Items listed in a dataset
>>>>>
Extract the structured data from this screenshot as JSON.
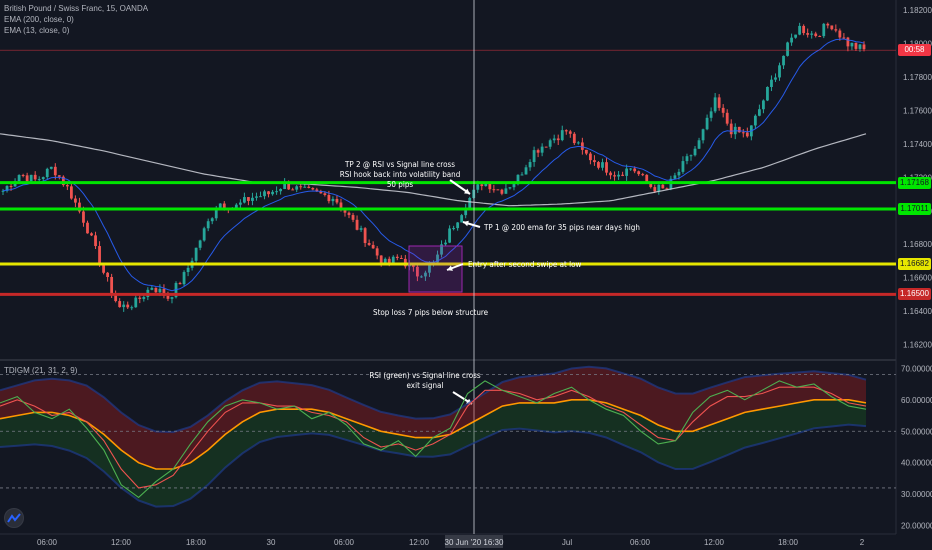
{
  "header": {
    "symbol": "British Pound / Swiss Franc, 15, OANDA",
    "ind1": "EMA (200, close, 0)",
    "ind2": "EMA (13, close, 0)"
  },
  "price_panel": {
    "y_ticks": [
      "1.18200",
      "1.18000",
      "1.17800",
      "1.17600",
      "1.17400",
      "1.17200",
      "1.17000",
      "1.16800",
      "1.16600",
      "1.16400",
      "1.16200"
    ],
    "tags": [
      {
        "label": "00:58",
        "color": "#f23645",
        "price": 1.1796
      },
      {
        "label": "1.17168",
        "color": "#00e600",
        "price": 1.17168
      },
      {
        "label": "1.17011",
        "color": "#00e600",
        "price": 1.17011
      },
      {
        "label": "1.16682",
        "color": "#e6e600",
        "price": 1.16682
      },
      {
        "label": "1.16500",
        "color": "#c62828",
        "price": 1.165
      }
    ]
  },
  "annotations": {
    "tp2": [
      "TP 2 @ RSI vs Signal line cross",
      "RSI hook back into volatility band",
      "50 pips"
    ],
    "tp1": "TP 1 @ 200 ema for 35 pips near days high",
    "entry": "Entry after second swipe at low",
    "stop": "Stop loss 7 pips below structure",
    "exit": [
      "RSI (green) vs Signal line cross",
      "exit signal"
    ]
  },
  "indicator_panel": {
    "title": "TDIGM (21, 31, 2, 9)",
    "y_ticks": [
      "70.00000",
      "60.00000",
      "50.00000",
      "40.00000",
      "30.00000",
      "20.00000"
    ]
  },
  "time_axis": {
    "labels": [
      "06:00",
      "12:00",
      "18:00",
      "30",
      "06:00",
      "12:00",
      "Jul",
      "06:00",
      "12:00",
      "18:00",
      "2"
    ],
    "crosshair_label": "30 Jun '20   16:30"
  },
  "colors": {
    "background": "#131722",
    "up": "#26a69a",
    "down": "#ef5350",
    "ema200": "#d1d4dc",
    "ema13": "#2962ff",
    "tp_line": "#00e600",
    "entry_line": "#e6e600",
    "stop_line": "#c62828",
    "rsi": "#4caf50",
    "signal": "#ef5350",
    "midband": "#ff9800"
  },
  "chart_data": [
    {
      "type": "candlestick",
      "title": "British Pound / Swiss Franc, 15, OANDA",
      "ylim": [
        1.1612,
        1.1826
      ],
      "ema200": [
        1.1746,
        1.1742,
        1.1736,
        1.1729,
        1.1722,
        1.1717,
        1.1716,
        1.1714,
        1.1711,
        1.1706,
        1.1703,
        1.1704,
        1.1706,
        1.1712,
        1.1718,
        1.1726,
        1.1737,
        1.1746
      ],
      "levels": [
        {
          "name": "TP 2",
          "value": 1.17168
        },
        {
          "name": "TP 1",
          "value": 1.17011
        },
        {
          "name": "Entry",
          "value": 1.16682
        },
        {
          "name": "Stop loss",
          "value": 1.165
        }
      ],
      "close_path": [
        1.1712,
        1.1722,
        1.1718,
        1.1726,
        1.1712,
        1.1692,
        1.1665,
        1.1642,
        1.1645,
        1.1655,
        1.1648,
        1.1662,
        1.1685,
        1.1705,
        1.1702,
        1.1708,
        1.171,
        1.1716,
        1.1712,
        1.171,
        1.1708,
        1.1695,
        1.1682,
        1.1668,
        1.1672,
        1.1662,
        1.1668,
        1.1688,
        1.1705,
        1.1718,
        1.1712,
        1.1718,
        1.1735,
        1.1742,
        1.1748,
        1.1735,
        1.1728,
        1.1722,
        1.1726,
        1.1715,
        1.1712,
        1.1726,
        1.174,
        1.1765,
        1.1748,
        1.1745,
        1.1768,
        1.179,
        1.181,
        1.1805,
        1.1812,
        1.18,
        1.1796
      ]
    },
    {
      "type": "line",
      "title": "TDIGM (21, 31, 2, 9)",
      "ylim": [
        18,
        72
      ],
      "series": [
        {
          "name": "RSI (green)",
          "values": [
            59,
            61,
            56,
            54,
            57,
            51,
            44,
            33,
            29,
            34,
            38,
            46,
            53,
            58,
            60,
            59,
            57,
            58,
            54,
            56,
            52,
            46,
            44,
            47,
            42,
            48,
            51,
            62,
            66,
            63,
            61,
            59,
            62,
            64,
            60,
            57,
            55,
            50,
            46,
            47,
            56,
            61,
            63,
            60,
            63,
            66,
            64,
            65,
            61,
            58,
            57
          ]
        },
        {
          "name": "Signal line",
          "values": [
            58,
            60,
            58,
            55,
            56,
            53,
            47,
            38,
            32,
            33,
            36,
            43,
            50,
            56,
            59,
            59,
            58,
            58,
            56,
            55,
            53,
            48,
            45,
            46,
            44,
            46,
            49,
            58,
            63,
            63,
            62,
            60,
            61,
            63,
            61,
            58,
            56,
            52,
            48,
            47,
            53,
            58,
            61,
            61,
            62,
            64,
            64,
            64,
            62,
            59,
            58
          ]
        },
        {
          "name": "Middle band",
          "values": [
            54,
            55,
            56,
            56,
            55,
            53,
            49,
            44,
            40,
            38,
            38,
            40,
            44,
            49,
            53,
            56,
            57,
            57,
            57,
            56,
            54,
            52,
            50,
            49,
            48,
            48,
            49,
            52,
            55,
            58,
            59,
            59,
            59,
            60,
            60,
            59,
            57,
            55,
            52,
            50,
            50,
            52,
            54,
            56,
            57,
            58,
            59,
            60,
            60,
            60,
            59
          ]
        }
      ],
      "reference_lines": [
        68,
        50,
        32
      ]
    }
  ]
}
<<<<<
■ Written instruction:
How many lines in the entries contain the string "TDIGM"? Answer with the number only.

■ Completed task:
2